##### GIVEN DATA

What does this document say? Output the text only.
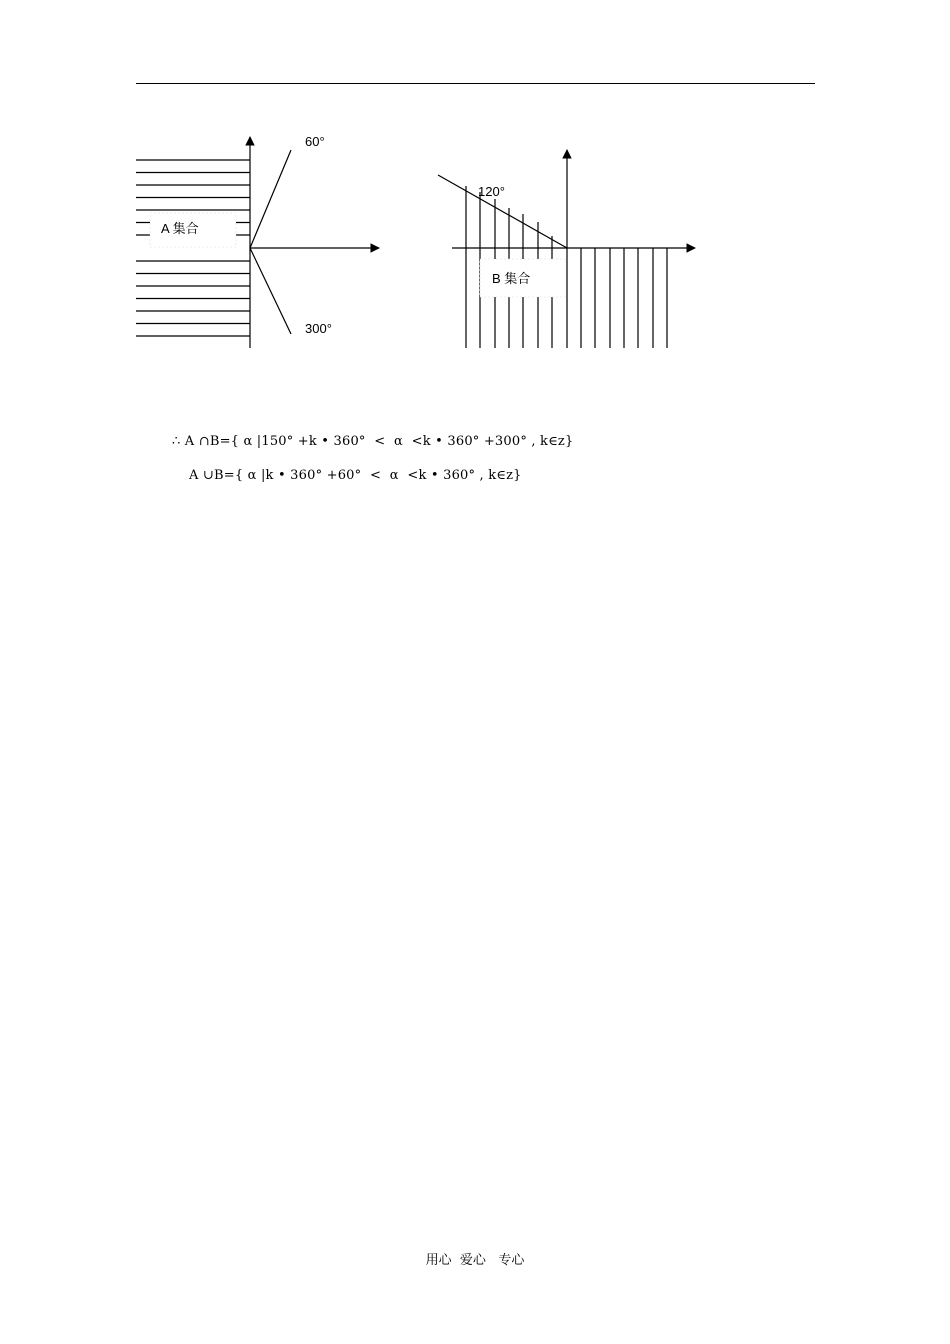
A 集合
60°
300°
B 集合
120°
∴ A ∩B={ α |150° +k • 360°  <  α  <k • 360° +300° , k∈z}
A ∪B={ α |k • 360° +60°  <  α  <k • 360° , k∈z}
用心  爱心   专心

##########

DIRECTIONS FOR THIS TASK
Copy each line in full and exactly, omitting any picture.

RESULT FOR THIS TASK
What does this document say? Output the text only.
A 集合
60°
300°
B 集合
120°
∴ A ∩B={ α |150° +k • 360°  <  α  <k • 360° +300° , k∈z}
A ∪B={ α |k • 360° +60°  <  α  <k • 360° , k∈z}
用心  爱心   专心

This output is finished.